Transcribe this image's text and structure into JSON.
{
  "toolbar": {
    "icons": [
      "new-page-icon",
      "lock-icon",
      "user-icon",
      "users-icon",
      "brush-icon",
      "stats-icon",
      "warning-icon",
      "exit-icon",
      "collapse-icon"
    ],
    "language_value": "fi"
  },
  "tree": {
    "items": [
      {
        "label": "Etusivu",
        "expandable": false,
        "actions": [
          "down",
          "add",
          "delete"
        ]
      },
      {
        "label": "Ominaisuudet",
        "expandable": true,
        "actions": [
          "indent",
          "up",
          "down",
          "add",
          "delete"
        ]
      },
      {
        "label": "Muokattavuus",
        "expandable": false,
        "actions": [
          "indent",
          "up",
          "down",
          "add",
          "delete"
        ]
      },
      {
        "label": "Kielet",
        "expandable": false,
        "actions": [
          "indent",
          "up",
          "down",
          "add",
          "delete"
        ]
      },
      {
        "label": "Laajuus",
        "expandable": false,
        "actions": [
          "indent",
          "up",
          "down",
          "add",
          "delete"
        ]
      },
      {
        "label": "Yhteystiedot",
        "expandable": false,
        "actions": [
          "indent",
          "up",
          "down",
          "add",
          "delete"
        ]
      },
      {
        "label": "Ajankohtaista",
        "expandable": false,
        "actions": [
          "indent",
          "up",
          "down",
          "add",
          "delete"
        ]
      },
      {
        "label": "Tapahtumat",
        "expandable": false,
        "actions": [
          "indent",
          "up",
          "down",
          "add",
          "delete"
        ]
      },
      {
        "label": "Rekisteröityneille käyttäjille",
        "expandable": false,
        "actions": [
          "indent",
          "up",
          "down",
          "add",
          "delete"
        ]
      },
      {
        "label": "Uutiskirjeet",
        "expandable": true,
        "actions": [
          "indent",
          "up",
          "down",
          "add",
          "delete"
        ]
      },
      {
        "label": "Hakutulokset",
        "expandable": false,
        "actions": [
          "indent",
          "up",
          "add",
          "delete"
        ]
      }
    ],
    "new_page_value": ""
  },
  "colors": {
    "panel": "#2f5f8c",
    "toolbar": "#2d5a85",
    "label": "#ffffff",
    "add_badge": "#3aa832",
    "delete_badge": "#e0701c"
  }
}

= = = =

Written instruction -
Reproduce the records in full, exactly as written.

Written response -
Transcribe this image's text and structure into JSON.
{
  "toolbar": {
    "icons": [
      "new-page-icon",
      "lock-icon",
      "user-icon",
      "users-icon",
      "brush-icon",
      "stats-icon",
      "warning-icon",
      "exit-icon",
      "collapse-icon"
    ],
    "language_value": "fi"
  },
  "tree": {
    "items": [
      {
        "label": "Etusivu",
        "expandable": false,
        "actions": [
          "down",
          "add",
          "delete"
        ]
      },
      {
        "label": "Ominaisuudet",
        "expandable": true,
        "actions": [
          "indent",
          "up",
          "down",
          "add",
          "delete"
        ]
      },
      {
        "label": "Muokattavuus",
        "expandable": false,
        "actions": [
          "indent",
          "up",
          "down",
          "add",
          "delete"
        ]
      },
      {
        "label": "Kielet",
        "expandable": false,
        "actions": [
          "indent",
          "up",
          "down",
          "add",
          "delete"
        ]
      },
      {
        "label": "Laajuus",
        "expandable": false,
        "actions": [
          "indent",
          "up",
          "down",
          "add",
          "delete"
        ]
      },
      {
        "label": "Yhteystiedot",
        "expandable": false,
        "actions": [
          "indent",
          "up",
          "down",
          "add",
          "delete"
        ]
      },
      {
        "label": "Ajankohtaista",
        "expandable": false,
        "actions": [
          "indent",
          "up",
          "down",
          "add",
          "delete"
        ]
      },
      {
        "label": "Tapahtumat",
        "expandable": false,
        "actions": [
          "indent",
          "up",
          "down",
          "add",
          "delete"
        ]
      },
      {
        "label": "Rekisteröityneille käyttäjille",
        "expandable": false,
        "actions": [
          "indent",
          "up",
          "down",
          "add",
          "delete"
        ]
      },
      {
        "label": "Uutiskirjeet",
        "expandable": true,
        "actions": [
          "indent",
          "up",
          "down",
          "add",
          "delete"
        ]
      },
      {
        "label": "Hakutulokset",
        "expandable": false,
        "actions": [
          "indent",
          "up",
          "add",
          "delete"
        ]
      }
    ],
    "new_page_value": ""
  },
  "colors": {
    "panel": "#2f5f8c",
    "toolbar": "#2d5a85",
    "label": "#ffffff",
    "add_badge": "#3aa832",
    "delete_badge": "#e0701c"
  }
}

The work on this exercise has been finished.